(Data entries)
## begin

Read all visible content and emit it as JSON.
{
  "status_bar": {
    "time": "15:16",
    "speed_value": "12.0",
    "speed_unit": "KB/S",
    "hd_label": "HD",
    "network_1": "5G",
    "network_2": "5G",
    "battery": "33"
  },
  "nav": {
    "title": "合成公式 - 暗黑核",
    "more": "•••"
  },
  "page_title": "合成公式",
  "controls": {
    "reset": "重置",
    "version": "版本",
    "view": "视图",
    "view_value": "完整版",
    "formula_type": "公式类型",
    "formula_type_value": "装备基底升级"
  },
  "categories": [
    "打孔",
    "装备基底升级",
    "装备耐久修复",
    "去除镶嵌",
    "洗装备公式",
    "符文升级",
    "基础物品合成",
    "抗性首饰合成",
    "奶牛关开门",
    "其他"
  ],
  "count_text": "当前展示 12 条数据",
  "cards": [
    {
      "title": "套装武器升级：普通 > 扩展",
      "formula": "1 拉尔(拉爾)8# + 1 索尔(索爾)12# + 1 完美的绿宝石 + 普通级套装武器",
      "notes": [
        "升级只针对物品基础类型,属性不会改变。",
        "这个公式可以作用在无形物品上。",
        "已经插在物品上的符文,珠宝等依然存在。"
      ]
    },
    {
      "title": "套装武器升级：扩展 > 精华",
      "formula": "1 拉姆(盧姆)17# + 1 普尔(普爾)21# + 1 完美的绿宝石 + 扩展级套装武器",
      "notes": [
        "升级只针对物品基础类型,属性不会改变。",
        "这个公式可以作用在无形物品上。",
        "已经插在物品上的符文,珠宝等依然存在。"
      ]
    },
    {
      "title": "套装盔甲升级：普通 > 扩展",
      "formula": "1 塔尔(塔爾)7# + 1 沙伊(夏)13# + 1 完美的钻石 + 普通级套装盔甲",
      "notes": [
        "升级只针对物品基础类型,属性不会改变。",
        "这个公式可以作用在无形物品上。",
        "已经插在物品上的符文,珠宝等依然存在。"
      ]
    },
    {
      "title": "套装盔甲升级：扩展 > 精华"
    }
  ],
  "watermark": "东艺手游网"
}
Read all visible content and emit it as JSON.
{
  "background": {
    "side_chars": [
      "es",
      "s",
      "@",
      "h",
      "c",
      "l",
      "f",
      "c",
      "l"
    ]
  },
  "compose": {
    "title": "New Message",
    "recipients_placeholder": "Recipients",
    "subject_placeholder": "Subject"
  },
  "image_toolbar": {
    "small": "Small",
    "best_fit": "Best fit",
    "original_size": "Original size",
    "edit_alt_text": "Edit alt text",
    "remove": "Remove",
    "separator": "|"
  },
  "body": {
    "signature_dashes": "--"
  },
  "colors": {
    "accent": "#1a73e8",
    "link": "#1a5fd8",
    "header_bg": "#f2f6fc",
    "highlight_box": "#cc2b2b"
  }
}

## end

* SHORT EXERCISE:
Gather each line in the data that holds the string "完美的绿宝石".

* RESULT OF THE TASK:
      "formula": "1 拉尔(拉爾)8# + 1 索尔(索爾)12# + 1 完美的绿宝石 + 普通级套装武器",
      "formula": "1 拉姆(盧姆)17# + 1 普尔(普爾)21# + 1 完美的绿宝石 + 扩展级套装武器",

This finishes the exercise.